[INSTRUCTIONS FOR THE TASK] Lift every line from the entries that includes the word "plain".

(Dataset items)

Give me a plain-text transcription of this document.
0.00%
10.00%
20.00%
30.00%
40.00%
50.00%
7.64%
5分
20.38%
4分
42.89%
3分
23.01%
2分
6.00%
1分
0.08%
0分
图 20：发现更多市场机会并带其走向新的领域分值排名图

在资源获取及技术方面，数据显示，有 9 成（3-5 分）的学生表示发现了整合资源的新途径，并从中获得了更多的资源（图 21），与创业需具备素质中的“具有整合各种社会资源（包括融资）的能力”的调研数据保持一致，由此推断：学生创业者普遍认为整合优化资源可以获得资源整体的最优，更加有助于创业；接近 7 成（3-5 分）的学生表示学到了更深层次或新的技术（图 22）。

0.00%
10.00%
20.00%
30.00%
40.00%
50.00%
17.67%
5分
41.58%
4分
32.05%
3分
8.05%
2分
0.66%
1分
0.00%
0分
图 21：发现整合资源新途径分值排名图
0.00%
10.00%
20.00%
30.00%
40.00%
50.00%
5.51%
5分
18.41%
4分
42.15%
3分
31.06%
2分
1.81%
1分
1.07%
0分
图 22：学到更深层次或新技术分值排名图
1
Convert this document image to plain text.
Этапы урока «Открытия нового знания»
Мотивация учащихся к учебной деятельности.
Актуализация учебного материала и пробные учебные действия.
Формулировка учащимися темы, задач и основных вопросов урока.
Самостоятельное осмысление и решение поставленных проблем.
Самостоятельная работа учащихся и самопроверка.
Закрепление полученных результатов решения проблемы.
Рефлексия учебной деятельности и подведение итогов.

[SOLUTION BELOW]
Give me a plain-text transcription of this document.
Convert this document image to plain text.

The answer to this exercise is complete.